(Dataset items)
################
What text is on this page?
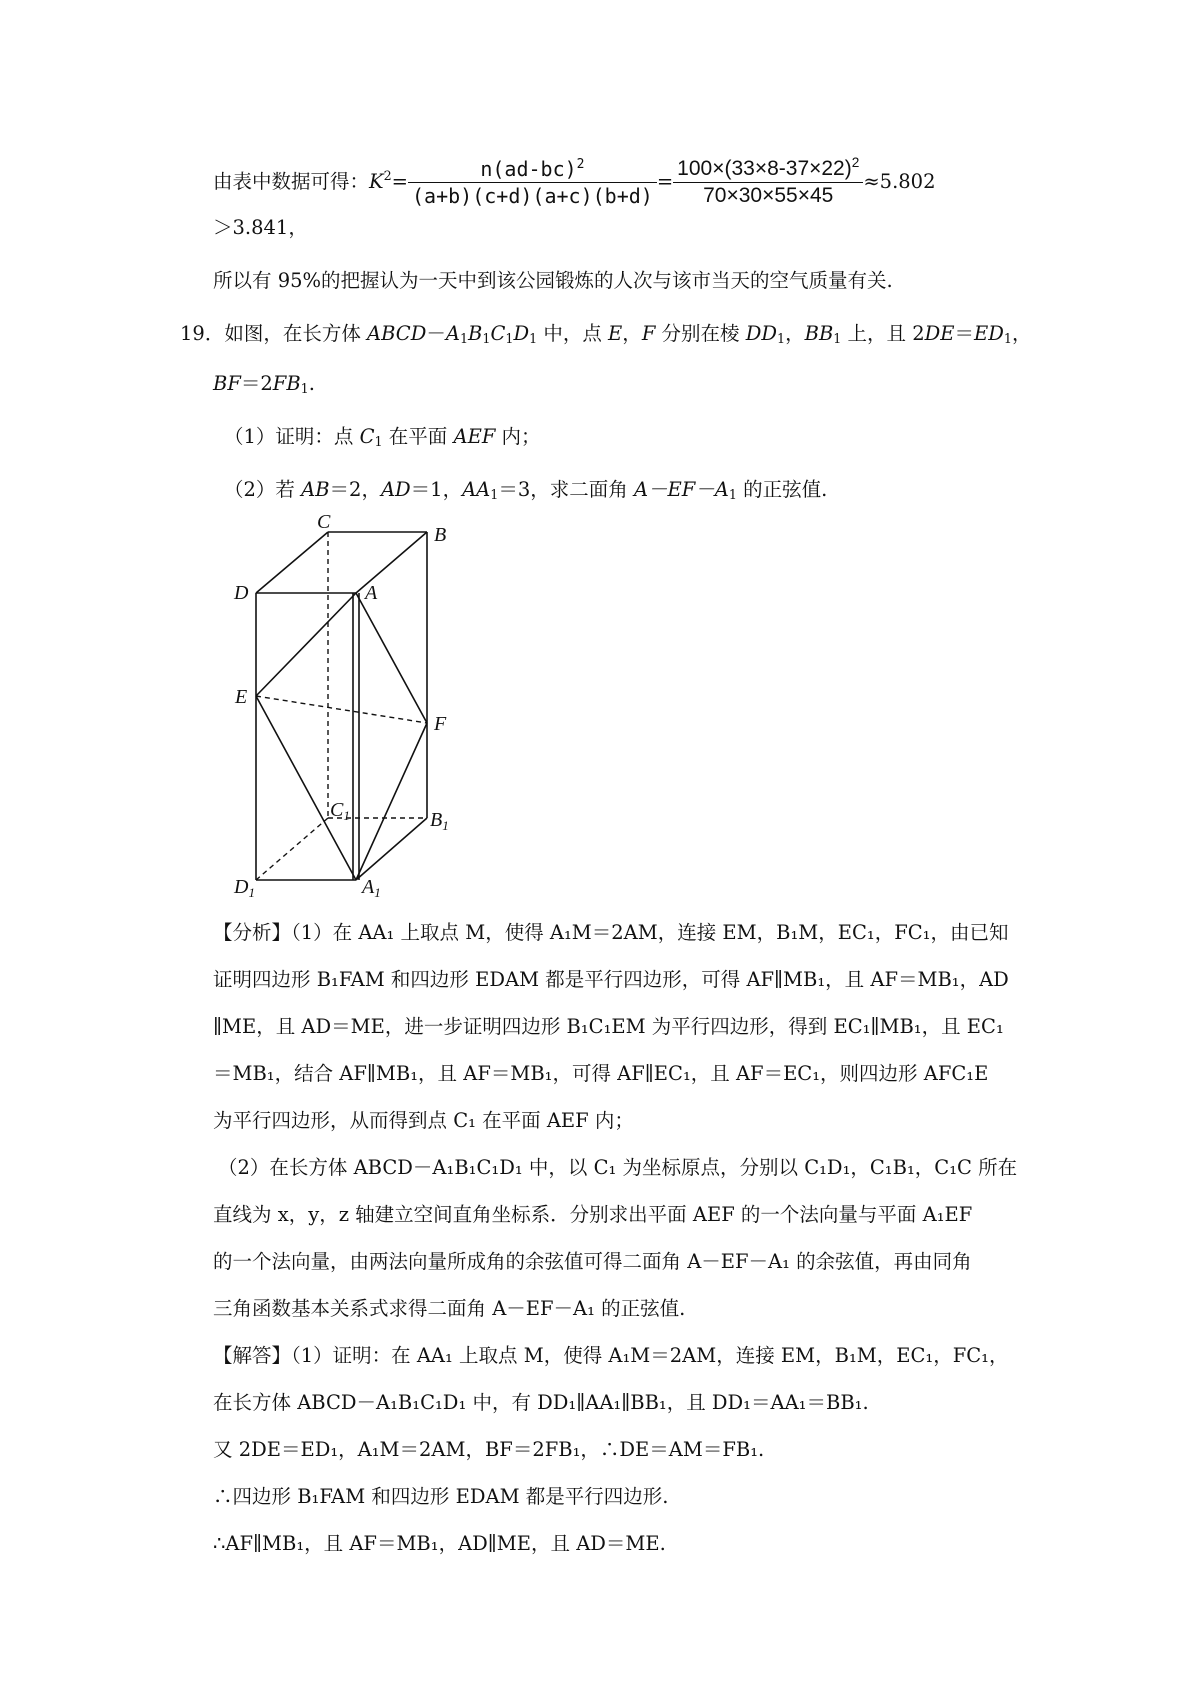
由表中数据可得：$K^2= \frac{n(ad-bc)^2}{(a+b)(c+d)(a+c)(b+d)} = \frac{100\times(33\times 8-37\times 22)^2}{70\times 30\times 55\times 45} \approx 5.802$
＞3.841，
所以有 95%的把握认为一天中到该公园锻炼的人次与该市当天的空气质量有关.
19．如图，在长方体 $ABCD-A_1B_1C_1D_1$ 中，点 E，F 分别在棱 $DD_1$，$BB_1$ 上，且 $2DE=ED_1$，
$BF=2FB_1$.
（1）证明：点 $C_1$ 在平面 AEF 内；
（2）若 AB＝2，AD＝1，$AA_1=3$，求二面角 $A-EF-A_1$ 的正弦值.
C
B
D	A
E
F
$C_1$	$B_1$
$D_1$	$A_1$
【分析】（1）在 AA₁ 上取点 M，使得 A₁M＝2AM，连接 EM，B₁M，EC₁，FC₁，由已知
证明四边形 B₁FAM 和四边形 EDAM 都是平行四边形，可得 AF∥MB₁，且 AF＝MB₁，AD
∥ME，且 AD＝ME，进一步证明四边形 B₁C₁EM 为平行四边形，得到 EC₁∥MB₁，且 EC₁
＝MB₁，结合 AF∥MB₁，且 AF＝MB₁，可得 AF∥EC₁，且 AF＝EC₁，则四边形 AFC₁E
为平行四边形，从而得到点 C₁ 在平面 AEF 内；
（2）在长方体 ABCD－A₁B₁C₁D₁ 中，以 C₁ 为坐标原点，分别以 C₁D₁，C₁B₁，C₁C 所在
直线为 x，y，z 轴建立空间直角坐标系．分别求出平面 AEF 的一个法向量与平面 A₁EF
的一个法向量，由两法向量所成角的余弦值可得二面角 A－EF－A₁ 的余弦值，再由同角
三角函数基本关系式求得二面角 A－EF－A₁ 的正弦值.
【解答】（1）证明：在 AA₁ 上取点 M，使得 A₁M＝2AM，连接 EM，B₁M，EC₁，FC₁，
在长方体 ABCD－A₁B₁C₁D₁ 中，有 DD₁∥AA₁∥BB₁，且 DD₁＝AA₁＝BB₁.
又 2DE＝ED₁，A₁M＝2AM，BF＝2FB₁，∴DE＝AM＝FB₁.
∴四边形 B₁FAM 和四边形 EDAM 都是平行四边形.
∴AF∥MB₁，且 AF＝MB₁，AD∥ME，且 AD＝ME.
################
● **Task to complete**: Without the pictures, extract every entry verbatim.

● **Answer for the task**:
What text is on this page?
由表中数据可得：$K^2= \frac{n(ad-bc)^2}{(a+b)(c+d)(a+c)(b+d)} = \frac{100\times(33\times 8-37\times 22)^2}{70\times 30\times 55\times 45} \approx 5.802$
＞3.841，
所以有 95%的把握认为一天中到该公园锻炼的人次与该市当天的空气质量有关.
19．如图，在长方体 $ABCD-A_1B_1C_1D_1$ 中，点 E，F 分别在棱 $DD_1$，$BB_1$ 上，且 $2DE=ED_1$，
$BF=2FB_1$.
（1）证明：点 $C_1$ 在平面 AEF 内；
（2）若 AB＝2，AD＝1，$AA_1=3$，求二面角 $A-EF-A_1$ 的正弦值.
C
B
D	A
E
F
$C_1$	$B_1$
$D_1$	$A_1$
【分析】（1）在 AA₁ 上取点 M，使得 A₁M＝2AM，连接 EM，B₁M，EC₁，FC₁，由已知
证明四边形 B₁FAM 和四边形 EDAM 都是平行四边形，可得 AF∥MB₁，且 AF＝MB₁，AD
∥ME，且 AD＝ME，进一步证明四边形 B₁C₁EM 为平行四边形，得到 EC₁∥MB₁，且 EC₁
＝MB₁，结合 AF∥MB₁，且 AF＝MB₁，可得 AF∥EC₁，且 AF＝EC₁，则四边形 AFC₁E
为平行四边形，从而得到点 C₁ 在平面 AEF 内；
（2）在长方体 ABCD－A₁B₁C₁D₁ 中，以 C₁ 为坐标原点，分别以 C₁D₁，C₁B₁，C₁C 所在
直线为 x，y，z 轴建立空间直角坐标系．分别求出平面 AEF 的一个法向量与平面 A₁EF
的一个法向量，由两法向量所成角的余弦值可得二面角 A－EF－A₁ 的余弦值，再由同角
三角函数基本关系式求得二面角 A－EF－A₁ 的正弦值.
【解答】（1）证明：在 AA₁ 上取点 M，使得 A₁M＝2AM，连接 EM，B₁M，EC₁，FC₁，
在长方体 ABCD－A₁B₁C₁D₁ 中，有 DD₁∥AA₁∥BB₁，且 DD₁＝AA₁＝BB₁.
又 2DE＝ED₁，A₁M＝2AM，BF＝2FB₁，∴DE＝AM＝FB₁.
∴四边形 B₁FAM 和四边形 EDAM 都是平行四边形.
∴AF∥MB₁，且 AF＝MB₁，AD∥ME，且 AD＝ME.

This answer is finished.